Exercise aim
Which lines hold the word "roll"? Show each of them.

Input rows
━━━
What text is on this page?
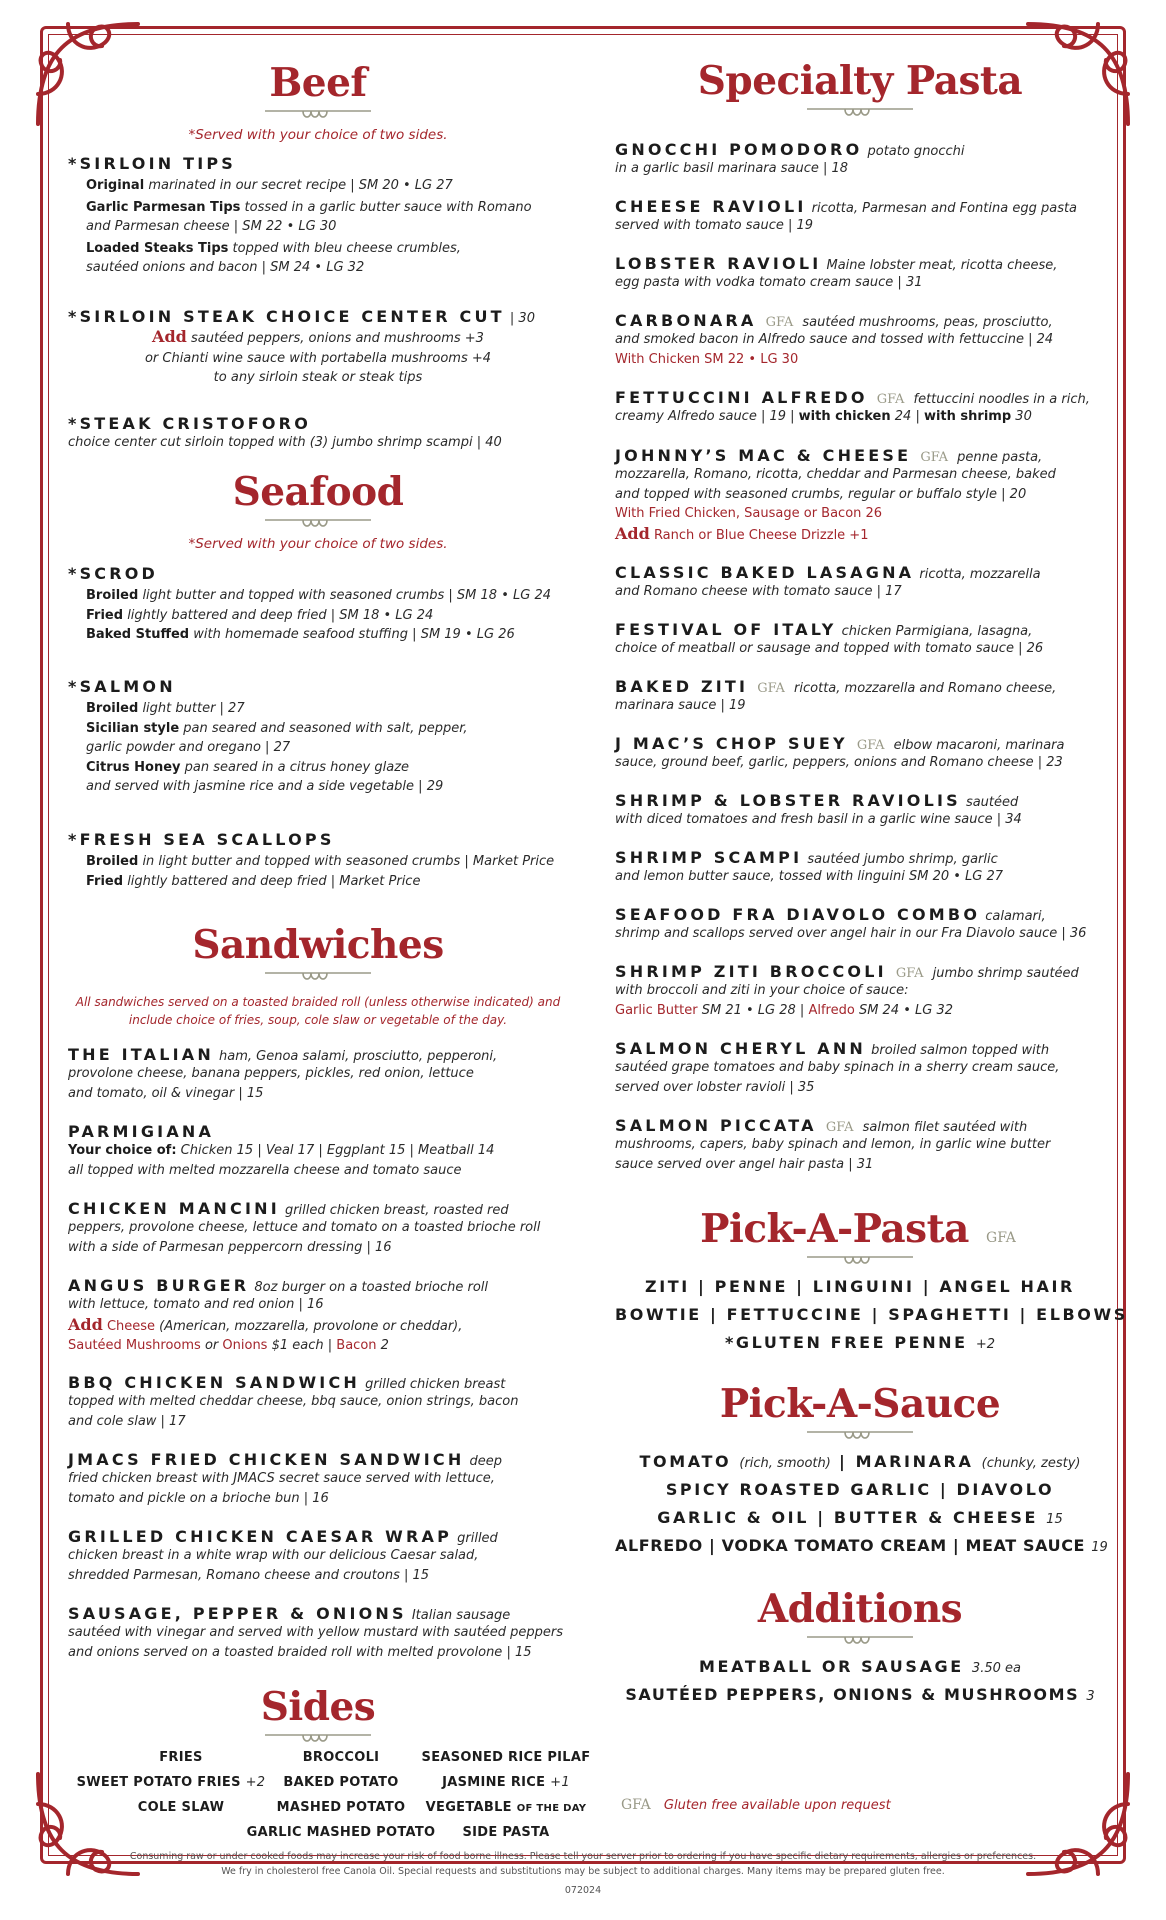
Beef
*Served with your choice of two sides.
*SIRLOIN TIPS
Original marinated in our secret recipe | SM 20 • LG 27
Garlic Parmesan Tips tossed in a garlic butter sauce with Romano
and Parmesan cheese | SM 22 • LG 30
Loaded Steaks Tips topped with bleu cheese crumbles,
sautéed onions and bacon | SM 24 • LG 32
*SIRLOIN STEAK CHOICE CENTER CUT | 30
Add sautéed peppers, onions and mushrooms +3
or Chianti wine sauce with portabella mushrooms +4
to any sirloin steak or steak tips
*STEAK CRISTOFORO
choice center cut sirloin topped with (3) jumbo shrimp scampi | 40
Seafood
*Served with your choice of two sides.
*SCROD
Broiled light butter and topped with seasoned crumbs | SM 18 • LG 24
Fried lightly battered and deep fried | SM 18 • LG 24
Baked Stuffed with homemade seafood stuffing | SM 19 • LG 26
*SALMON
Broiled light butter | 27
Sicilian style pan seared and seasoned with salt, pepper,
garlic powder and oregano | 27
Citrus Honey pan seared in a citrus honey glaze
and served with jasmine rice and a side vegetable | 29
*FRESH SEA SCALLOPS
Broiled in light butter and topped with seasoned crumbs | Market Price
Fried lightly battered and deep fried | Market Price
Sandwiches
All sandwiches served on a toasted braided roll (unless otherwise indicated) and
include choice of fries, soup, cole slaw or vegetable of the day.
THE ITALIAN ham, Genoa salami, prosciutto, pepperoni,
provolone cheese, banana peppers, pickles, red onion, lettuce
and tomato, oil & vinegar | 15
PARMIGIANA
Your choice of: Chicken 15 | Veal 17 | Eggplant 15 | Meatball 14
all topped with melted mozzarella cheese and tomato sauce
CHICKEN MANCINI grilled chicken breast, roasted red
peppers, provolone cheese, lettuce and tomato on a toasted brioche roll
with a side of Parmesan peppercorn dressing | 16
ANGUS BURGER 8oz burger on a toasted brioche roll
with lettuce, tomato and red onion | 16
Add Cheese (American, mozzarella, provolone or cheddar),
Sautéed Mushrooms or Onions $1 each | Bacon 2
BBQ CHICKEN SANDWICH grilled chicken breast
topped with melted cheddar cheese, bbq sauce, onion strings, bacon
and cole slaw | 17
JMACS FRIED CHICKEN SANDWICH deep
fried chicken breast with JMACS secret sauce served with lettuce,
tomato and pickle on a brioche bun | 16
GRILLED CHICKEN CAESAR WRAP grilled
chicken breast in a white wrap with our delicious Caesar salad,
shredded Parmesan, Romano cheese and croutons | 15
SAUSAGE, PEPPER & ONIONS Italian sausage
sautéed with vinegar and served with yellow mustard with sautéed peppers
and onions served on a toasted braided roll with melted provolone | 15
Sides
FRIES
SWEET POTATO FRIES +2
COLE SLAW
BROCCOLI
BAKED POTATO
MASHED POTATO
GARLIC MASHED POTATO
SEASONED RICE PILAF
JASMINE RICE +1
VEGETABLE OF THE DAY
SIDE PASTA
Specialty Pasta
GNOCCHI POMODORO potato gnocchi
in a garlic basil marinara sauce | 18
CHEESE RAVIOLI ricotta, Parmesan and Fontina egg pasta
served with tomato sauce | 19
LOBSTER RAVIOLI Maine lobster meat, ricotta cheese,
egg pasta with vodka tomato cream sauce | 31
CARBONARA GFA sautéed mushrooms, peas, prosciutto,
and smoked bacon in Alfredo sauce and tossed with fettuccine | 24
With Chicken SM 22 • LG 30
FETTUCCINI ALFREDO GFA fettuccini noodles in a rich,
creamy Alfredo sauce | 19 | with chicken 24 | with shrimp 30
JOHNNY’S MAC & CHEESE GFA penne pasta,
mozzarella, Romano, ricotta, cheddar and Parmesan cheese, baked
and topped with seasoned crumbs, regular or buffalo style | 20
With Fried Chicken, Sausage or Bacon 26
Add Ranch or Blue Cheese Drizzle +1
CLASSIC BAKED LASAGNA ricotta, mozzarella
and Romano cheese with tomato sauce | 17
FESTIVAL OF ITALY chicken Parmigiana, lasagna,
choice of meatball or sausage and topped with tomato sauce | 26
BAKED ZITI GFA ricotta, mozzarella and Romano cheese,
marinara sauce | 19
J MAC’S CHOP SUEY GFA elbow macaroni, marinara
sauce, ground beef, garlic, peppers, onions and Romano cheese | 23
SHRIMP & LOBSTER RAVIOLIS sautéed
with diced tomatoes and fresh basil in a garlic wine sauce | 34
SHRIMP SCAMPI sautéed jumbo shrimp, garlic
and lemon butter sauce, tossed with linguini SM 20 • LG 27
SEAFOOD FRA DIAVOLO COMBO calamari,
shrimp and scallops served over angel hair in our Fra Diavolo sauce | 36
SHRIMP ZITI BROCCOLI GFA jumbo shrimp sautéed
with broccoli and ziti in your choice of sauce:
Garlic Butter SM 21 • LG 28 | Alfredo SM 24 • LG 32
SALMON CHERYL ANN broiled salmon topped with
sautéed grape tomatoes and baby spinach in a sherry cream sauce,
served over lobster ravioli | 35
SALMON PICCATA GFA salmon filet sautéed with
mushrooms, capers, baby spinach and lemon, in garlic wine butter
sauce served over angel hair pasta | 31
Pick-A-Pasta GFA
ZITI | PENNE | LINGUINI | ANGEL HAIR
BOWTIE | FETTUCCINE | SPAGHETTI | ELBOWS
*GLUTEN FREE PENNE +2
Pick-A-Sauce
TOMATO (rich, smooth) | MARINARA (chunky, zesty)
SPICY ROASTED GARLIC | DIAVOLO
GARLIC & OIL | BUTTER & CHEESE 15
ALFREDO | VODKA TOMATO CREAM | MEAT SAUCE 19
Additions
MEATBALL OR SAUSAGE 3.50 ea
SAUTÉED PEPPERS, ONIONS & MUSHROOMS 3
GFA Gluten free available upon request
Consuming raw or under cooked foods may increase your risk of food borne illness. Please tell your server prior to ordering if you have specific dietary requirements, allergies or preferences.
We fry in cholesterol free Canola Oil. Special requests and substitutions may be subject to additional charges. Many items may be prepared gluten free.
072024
━━━
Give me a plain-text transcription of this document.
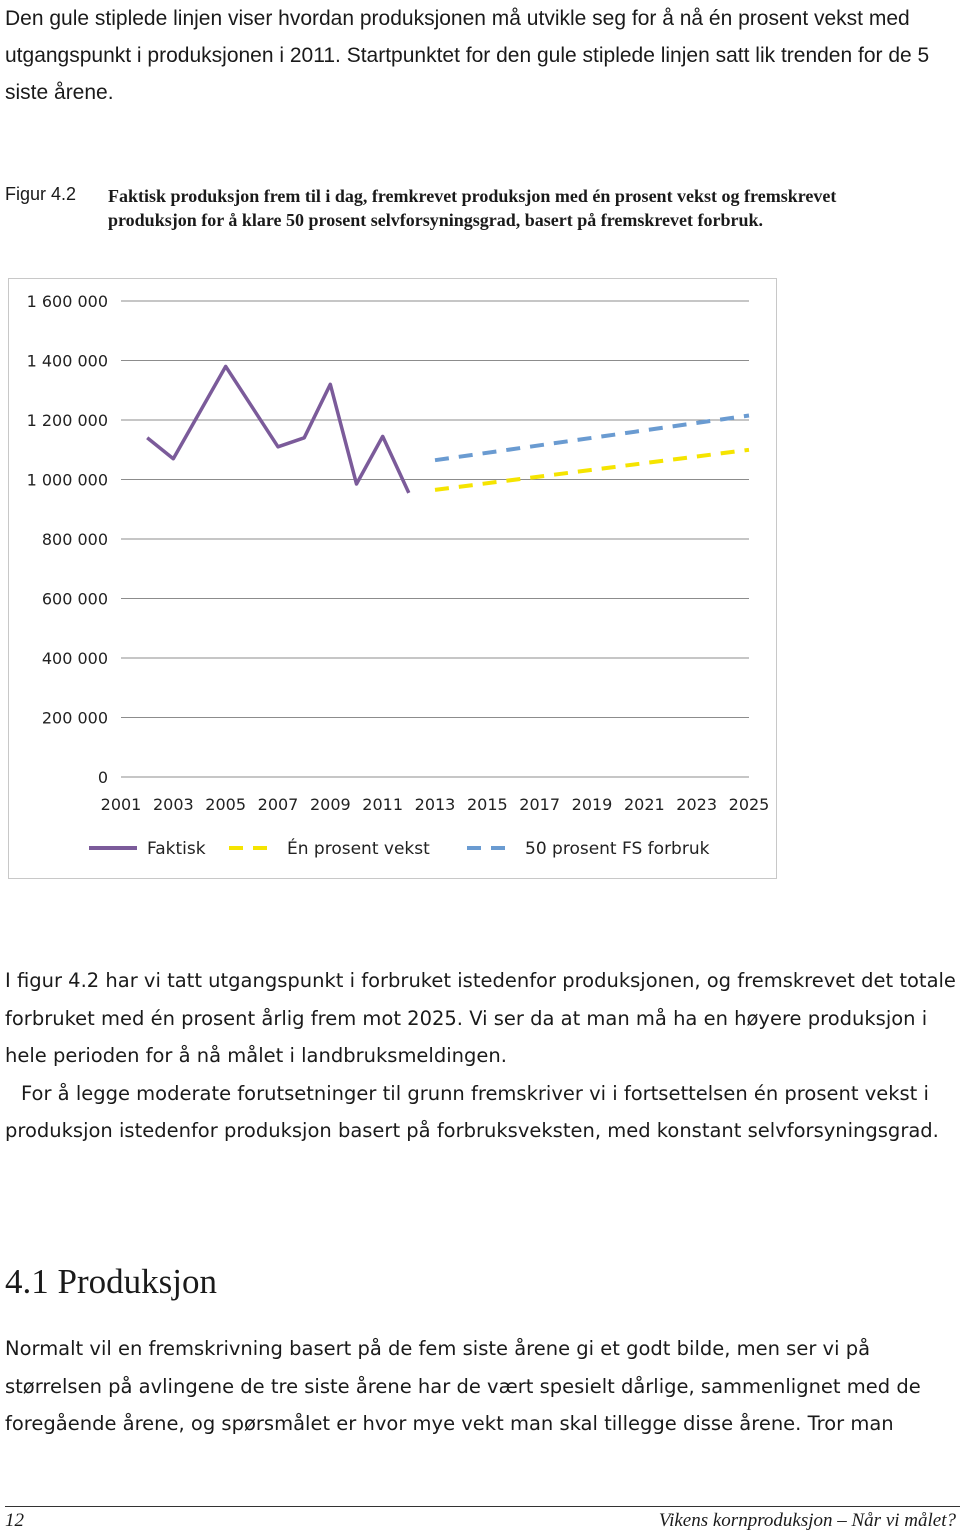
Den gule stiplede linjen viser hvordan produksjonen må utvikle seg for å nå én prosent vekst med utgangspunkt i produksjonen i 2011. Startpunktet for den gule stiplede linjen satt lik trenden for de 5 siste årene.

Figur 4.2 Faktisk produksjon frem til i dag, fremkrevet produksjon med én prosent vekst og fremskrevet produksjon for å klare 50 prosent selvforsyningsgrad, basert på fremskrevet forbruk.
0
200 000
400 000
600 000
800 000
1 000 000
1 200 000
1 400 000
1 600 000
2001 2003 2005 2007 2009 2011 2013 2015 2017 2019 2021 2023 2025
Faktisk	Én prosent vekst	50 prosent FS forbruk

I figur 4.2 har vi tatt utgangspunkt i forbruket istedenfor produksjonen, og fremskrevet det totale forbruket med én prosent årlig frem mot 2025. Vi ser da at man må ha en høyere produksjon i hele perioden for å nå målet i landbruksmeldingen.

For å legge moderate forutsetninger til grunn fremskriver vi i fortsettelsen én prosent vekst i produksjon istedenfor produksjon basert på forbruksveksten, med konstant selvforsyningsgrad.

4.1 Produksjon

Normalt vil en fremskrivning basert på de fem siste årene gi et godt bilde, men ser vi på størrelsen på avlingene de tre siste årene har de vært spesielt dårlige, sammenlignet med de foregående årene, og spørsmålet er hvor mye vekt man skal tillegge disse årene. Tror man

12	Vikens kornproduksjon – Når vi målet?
━━━
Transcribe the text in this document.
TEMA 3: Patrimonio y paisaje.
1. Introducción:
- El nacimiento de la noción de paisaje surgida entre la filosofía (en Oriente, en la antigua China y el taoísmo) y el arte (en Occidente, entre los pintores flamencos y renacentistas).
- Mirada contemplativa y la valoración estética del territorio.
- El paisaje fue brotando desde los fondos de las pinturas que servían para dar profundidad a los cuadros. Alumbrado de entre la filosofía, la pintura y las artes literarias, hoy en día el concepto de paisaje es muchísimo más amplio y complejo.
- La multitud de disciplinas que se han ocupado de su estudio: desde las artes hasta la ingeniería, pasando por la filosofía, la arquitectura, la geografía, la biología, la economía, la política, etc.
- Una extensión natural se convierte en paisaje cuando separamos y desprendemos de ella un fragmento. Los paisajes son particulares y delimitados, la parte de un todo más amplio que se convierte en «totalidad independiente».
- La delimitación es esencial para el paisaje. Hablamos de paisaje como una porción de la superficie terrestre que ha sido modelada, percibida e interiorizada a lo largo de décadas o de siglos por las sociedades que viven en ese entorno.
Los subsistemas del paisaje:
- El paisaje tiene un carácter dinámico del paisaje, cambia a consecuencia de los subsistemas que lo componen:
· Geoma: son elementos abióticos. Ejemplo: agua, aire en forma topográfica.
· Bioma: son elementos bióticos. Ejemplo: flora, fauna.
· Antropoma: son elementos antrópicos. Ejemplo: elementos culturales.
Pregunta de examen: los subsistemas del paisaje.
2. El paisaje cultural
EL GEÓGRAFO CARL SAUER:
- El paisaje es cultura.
━━━
Output of the task
All sandwiches served on a toasted braided roll (unless otherwise indicated) and
peppers, provolone cheese, lettuce and tomato on a toasted brioche roll
ANGUS BURGER 8oz burger on a toasted brioche roll
and onions served on a toasted braided roll with melted provolone | 15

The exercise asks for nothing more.